DATASET:
□ □ □ □ □ □ □
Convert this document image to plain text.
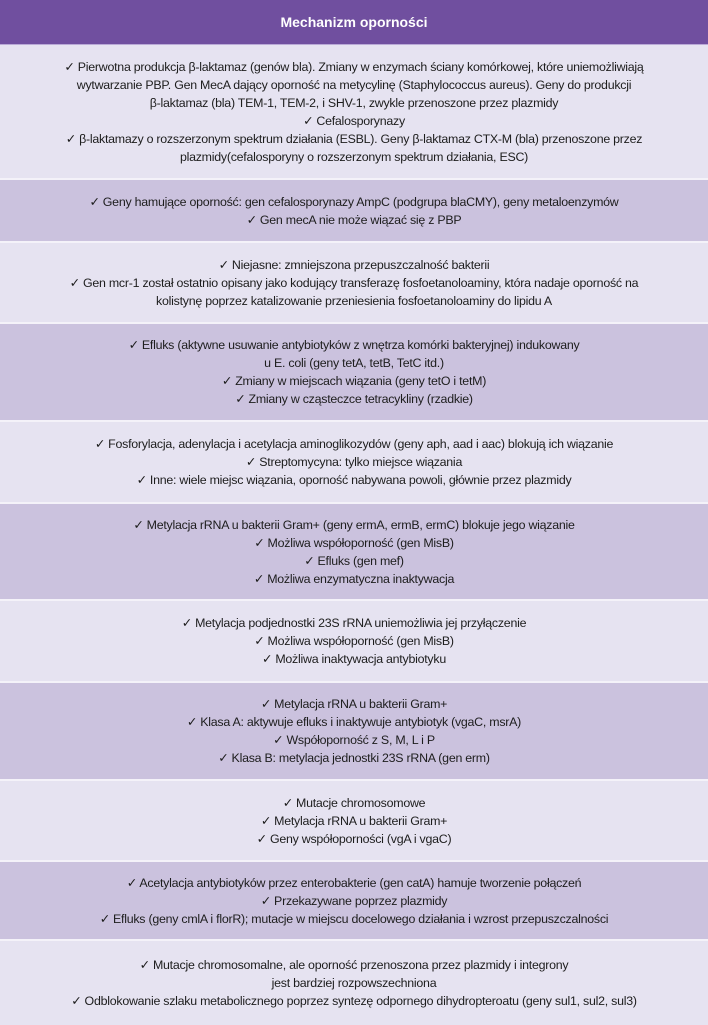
Mechanizm oporności
✓ Pierwotna produkcja β-laktamaz (genów bla). Zmiany w enzymach ściany komórkowej, które uniemożliwiają
wytwarzanie PBP. Gen MecA dający oporność na metycylinę (Staphylococcus aureus). Geny do produkcji
β-laktamaz (bla) TEM-1, TEM-2, i SHV-1, zwykle przenoszone przez plazmidy
✓ Cefalosporynazy
✓ β-laktamazy o rozszerzonym spektrum działania (ESBL). Geny β-laktamaz CTX-M (bla) przenoszone przez
plazmidy(cefalosporyny o rozszerzonym spektrum działania, ESC)
✓ Geny hamujące oporność: gen cefalosporynazy AmpC (podgrupa blaCMY), geny metaloenzymów
✓ Gen mecA nie może wiązać się z PBP
✓ Niejasne: zmniejszona przepuszczalność bakterii
✓ Gen mcr-1 został ostatnio opisany jako kodujący transferazę fosfoetanoloaminy, która nadaje oporność na
kolistynę poprzez katalizowanie przeniesienia fosfoetanoloaminy do lipidu A
✓ Efluks (aktywne usuwanie antybiotyków z wnętrza komórki bakteryjnej) indukowany
u E. coli (geny tetA, tetB, TetC itd.)
✓ Zmiany w miejscach wiązania (geny tetO i tetM)
✓ Zmiany w cząsteczce tetracykliny (rzadkie)
✓ Fosforylacja, adenylacja i acetylacja aminoglikozydów (geny aph, aad i aac) blokują ich wiązanie
✓ Streptomycyna: tylko miejsce wiązania
✓ Inne: wiele miejsc wiązania, oporność nabywana powoli, głównie przez plazmidy
✓ Metylacja rRNA u bakterii Gram+ (geny ermA, ermB, ermC) blokuje jego wiązanie
✓ Możliwa współoporność (gen MisB)
✓ Efluks (gen mef)
✓ Możliwa enzymatyczna inaktywacja
✓ Metylacja podjednostki 23S rRNA uniemożliwia jej przyłączenie
✓ Możliwa współoporność (gen MisB)
✓ Możliwa inaktywacja antybiotyku
✓ Metylacja rRNA u bakterii Gram+
✓ Klasa A: aktywuje efluks i inaktywuje antybiotyk (vgaC, msrA)
✓ Współoporność z S, M, L i P
✓ Klasa B: metylacja jednostki 23S rRNA (gen erm)
✓ Mutacje chromosomowe
✓ Metylacja rRNA u bakterii Gram+
✓ Geny współoporności (vgA i vgaC)
✓ Acetylacja antybiotyków przez enterobakterie (gen catA) hamuje tworzenie połączeń
✓ Przekazywane poprzez plazmidy
✓ Efluks (geny cmlA i florR); mutacje w miejscu docelowego działania i wzrost przepuszczalności
✓ Mutacje chromosomalne, ale oporność przenoszona przez plazmidy i integrony
jest bardziej rozpowszechniona
✓ Odblokowanie szlaku metabolicznego poprzez syntezę odpornego dihydropteroatu (geny sul1, sul2, sul3)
□ □ □ □ □ □ □
Each record above should be copied character for character, with pictures dropped.

RIGHT ANSWER:
Convert this document image to plain text.
Mechanizm oporności
✓ Pierwotna produkcja β-laktamaz (genów bla). Zmiany w enzymach ściany komórkowej, które uniemożliwiają
wytwarzanie PBP. Gen MecA dający oporność na metycylinę (Staphylococcus aureus). Geny do produkcji
β-laktamaz (bla) TEM-1, TEM-2, i SHV-1, zwykle przenoszone przez plazmidy
✓ Cefalosporynazy
✓ β-laktamazy o rozszerzonym spektrum działania (ESBL). Geny β-laktamaz CTX-M (bla) przenoszone przez
plazmidy(cefalosporyny o rozszerzonym spektrum działania, ESC)
✓ Geny hamujące oporność: gen cefalosporynazy AmpC (podgrupa blaCMY), geny metaloenzymów
✓ Gen mecA nie może wiązać się z PBP
✓ Niejasne: zmniejszona przepuszczalność bakterii
✓ Gen mcr-1 został ostatnio opisany jako kodujący transferazę fosfoetanoloaminy, która nadaje oporność na
kolistynę poprzez katalizowanie przeniesienia fosfoetanoloaminy do lipidu A
✓ Efluks (aktywne usuwanie antybiotyków z wnętrza komórki bakteryjnej) indukowany
u E. coli (geny tetA, tetB, TetC itd.)
✓ Zmiany w miejscach wiązania (geny tetO i tetM)
✓ Zmiany w cząsteczce tetracykliny (rzadkie)
✓ Fosforylacja, adenylacja i acetylacja aminoglikozydów (geny aph, aad i aac) blokują ich wiązanie
✓ Streptomycyna: tylko miejsce wiązania
✓ Inne: wiele miejsc wiązania, oporność nabywana powoli, głównie przez plazmidy
✓ Metylacja rRNA u bakterii Gram+ (geny ermA, ermB, ermC) blokuje jego wiązanie
✓ Możliwa współoporność (gen MisB)
✓ Efluks (gen mef)
✓ Możliwa enzymatyczna inaktywacja
✓ Metylacja podjednostki 23S rRNA uniemożliwia jej przyłączenie
✓ Możliwa współoporność (gen MisB)
✓ Możliwa inaktywacja antybiotyku
✓ Metylacja rRNA u bakterii Gram+
✓ Klasa A: aktywuje efluks i inaktywuje antybiotyk (vgaC, msrA)
✓ Współoporność z S, M, L i P
✓ Klasa B: metylacja jednostki 23S rRNA (gen erm)
✓ Mutacje chromosomowe
✓ Metylacja rRNA u bakterii Gram+
✓ Geny współoporności (vgA i vgaC)
✓ Acetylacja antybiotyków przez enterobakterie (gen catA) hamuje tworzenie połączeń
✓ Przekazywane poprzez plazmidy
✓ Efluks (geny cmlA i florR); mutacje w miejscu docelowego działania i wzrost przepuszczalności
✓ Mutacje chromosomalne, ale oporność przenoszona przez plazmidy i integrony
jest bardziej rozpowszechniona
✓ Odblokowanie szlaku metabolicznego poprzez syntezę odpornego dihydropteroatu (geny sul1, sul2, sul3)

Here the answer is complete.